Riesenslalom in Sun ValleyGut-Behrami greift in die Trickkiste und schafft, was noch keiner vor ihr gelang
Die Tessinerin gewinnt den letzten Riesenslalom der Saison. Sie erreicht damit Einmaliges. Federica Brignone holt die nächste Kristallkugel.

Sie hatte schon Schmerzen beim Autofahren, hatte Mühe mit ihrem Knie, mit dem Rücken, kämpfte mit der Motivation, dachte an Rücktritt. Jetzt neigt sich ein langer Winter dem Ende zu, ihr bereits 18. im Weltcup. Und fährt Lara Gut-Behrami, als wäre sie 20 und hätte die Saison erst gerade begonnen.
Im Super-G am Sonntag siegte die 33-Jährige mit einer Fabelfahrt, die ihr selbst bei den Männern zu Rang 10 gereicht hätte. Und am Dienstag schlägt die Tessinerin auch noch im Riesenslalom zu – zum ersten Mal in diesem Winter. Es ist der 48. Sieg für die Schweizerin auf höchster Stufe, sie liegt damit in dieser Rangliste auf Platz 5 und nur noch sieben Triumphe hinter der Schweizer Rekordhalterin Vreni Schneider. Auch ist es ihr 100. Podestplatz.
Ja Gut-Behrami schafft an diesem frühlingshaften Tag in Sun Valley, Idaho, sogar etwas, was noch keiner Skifahrerin vor ihr gelungen ist: Sie hat nun in Abfahrt, Super-G und Riesenslalom mindestens 10 Rennen gewonnen. 10 Siege in drei Disziplinen, das schafften erst Hermann Maier und Pirmin Zurbriggen. Es sind zwei der klangvollsten Namen überhaupt in der Welt des Skisports und Beweis dafür, in welchen Sphären Gut-Behrami mittlerweile angekommen ist.
Gut-Behrami sagt: «Ich hätte nie gedacht, dass ich so eine Karriere haben würde»

Zu erledigende Aufgabe
Setze den Bericht über Lara Gut-Behramis Riesenslalomsieg in Sun Valley nach seinem letzten Satz fort. Die Einträge werden hierfür nicht gebraucht.

Aufgeführte Einträge
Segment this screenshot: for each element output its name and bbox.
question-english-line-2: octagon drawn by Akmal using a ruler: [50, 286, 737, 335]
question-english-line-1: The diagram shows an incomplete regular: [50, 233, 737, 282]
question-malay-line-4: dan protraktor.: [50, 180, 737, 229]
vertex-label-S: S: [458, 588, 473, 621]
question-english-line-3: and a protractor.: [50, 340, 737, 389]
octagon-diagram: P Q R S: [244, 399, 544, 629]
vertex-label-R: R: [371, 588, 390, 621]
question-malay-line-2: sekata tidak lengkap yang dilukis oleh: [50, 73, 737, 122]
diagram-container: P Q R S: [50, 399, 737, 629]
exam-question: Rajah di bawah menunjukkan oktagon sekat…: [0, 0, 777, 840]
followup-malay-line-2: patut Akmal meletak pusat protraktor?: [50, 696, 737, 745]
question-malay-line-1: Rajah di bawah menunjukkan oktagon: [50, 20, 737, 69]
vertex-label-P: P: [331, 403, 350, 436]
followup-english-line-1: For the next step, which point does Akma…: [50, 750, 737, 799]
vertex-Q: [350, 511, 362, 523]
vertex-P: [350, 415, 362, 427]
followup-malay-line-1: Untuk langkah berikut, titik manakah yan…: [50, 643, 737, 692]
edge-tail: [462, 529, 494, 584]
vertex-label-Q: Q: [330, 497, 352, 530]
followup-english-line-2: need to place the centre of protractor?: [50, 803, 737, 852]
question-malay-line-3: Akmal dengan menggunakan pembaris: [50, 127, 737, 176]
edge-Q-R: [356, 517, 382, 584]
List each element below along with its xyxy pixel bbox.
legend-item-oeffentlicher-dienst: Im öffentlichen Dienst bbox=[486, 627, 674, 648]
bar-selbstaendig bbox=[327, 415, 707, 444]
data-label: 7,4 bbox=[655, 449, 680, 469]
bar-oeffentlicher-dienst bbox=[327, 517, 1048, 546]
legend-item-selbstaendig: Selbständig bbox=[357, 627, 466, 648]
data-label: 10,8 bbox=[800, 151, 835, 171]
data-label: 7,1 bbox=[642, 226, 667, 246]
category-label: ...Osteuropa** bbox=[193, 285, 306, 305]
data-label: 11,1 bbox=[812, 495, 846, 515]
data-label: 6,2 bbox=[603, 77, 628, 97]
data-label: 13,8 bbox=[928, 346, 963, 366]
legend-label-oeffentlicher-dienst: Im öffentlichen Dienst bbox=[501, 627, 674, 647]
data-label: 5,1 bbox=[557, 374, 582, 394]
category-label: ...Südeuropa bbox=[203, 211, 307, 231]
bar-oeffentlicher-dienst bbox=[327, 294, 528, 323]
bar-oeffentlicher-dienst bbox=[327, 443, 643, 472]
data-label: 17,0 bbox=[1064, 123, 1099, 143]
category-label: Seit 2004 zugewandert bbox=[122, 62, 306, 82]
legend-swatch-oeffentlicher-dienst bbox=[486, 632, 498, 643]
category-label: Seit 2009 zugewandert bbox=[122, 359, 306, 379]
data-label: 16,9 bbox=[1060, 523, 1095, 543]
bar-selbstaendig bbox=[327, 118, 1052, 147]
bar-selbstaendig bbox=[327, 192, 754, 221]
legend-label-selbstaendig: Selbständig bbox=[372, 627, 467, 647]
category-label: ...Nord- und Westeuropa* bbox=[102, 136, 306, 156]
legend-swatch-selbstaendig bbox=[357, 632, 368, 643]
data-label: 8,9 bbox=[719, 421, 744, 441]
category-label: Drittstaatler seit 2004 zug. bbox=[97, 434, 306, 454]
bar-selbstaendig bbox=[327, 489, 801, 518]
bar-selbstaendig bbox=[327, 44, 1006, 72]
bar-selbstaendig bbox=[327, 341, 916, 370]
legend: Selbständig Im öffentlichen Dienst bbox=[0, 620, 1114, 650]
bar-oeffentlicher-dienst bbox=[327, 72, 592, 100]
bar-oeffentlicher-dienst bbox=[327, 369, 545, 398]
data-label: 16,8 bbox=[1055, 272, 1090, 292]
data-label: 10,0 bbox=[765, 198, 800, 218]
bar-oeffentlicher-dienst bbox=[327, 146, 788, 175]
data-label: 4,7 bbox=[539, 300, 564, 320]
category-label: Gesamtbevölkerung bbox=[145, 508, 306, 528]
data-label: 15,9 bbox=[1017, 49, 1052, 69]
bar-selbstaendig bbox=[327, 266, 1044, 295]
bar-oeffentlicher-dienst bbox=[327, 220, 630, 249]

Lösung der Aufgabe
Im Interview mit SRF wird sie darauf angesprochen. Die Tessinerin sagt: «Es ist schon wahnsinnig, ich hätte nie gedacht, dass ich so eine Karriere haben würde. Als Kind dachte ich nicht einmal, dass ich Skirennfahrerin werden würde. Der Sport inspiriert Menschen, sehe ich Sportbilder, spüre ich Emotionen. Ich bin stolz darauf, Teil der Geschichte zu sein.» Sie ist gar ein bedeutender Teil dieser Geschichte – zumal sie am Sonntag mit dem sechsten Gewinn der Super-G-Wertung schon einen Rekord für Frauen und Männer aufstellte.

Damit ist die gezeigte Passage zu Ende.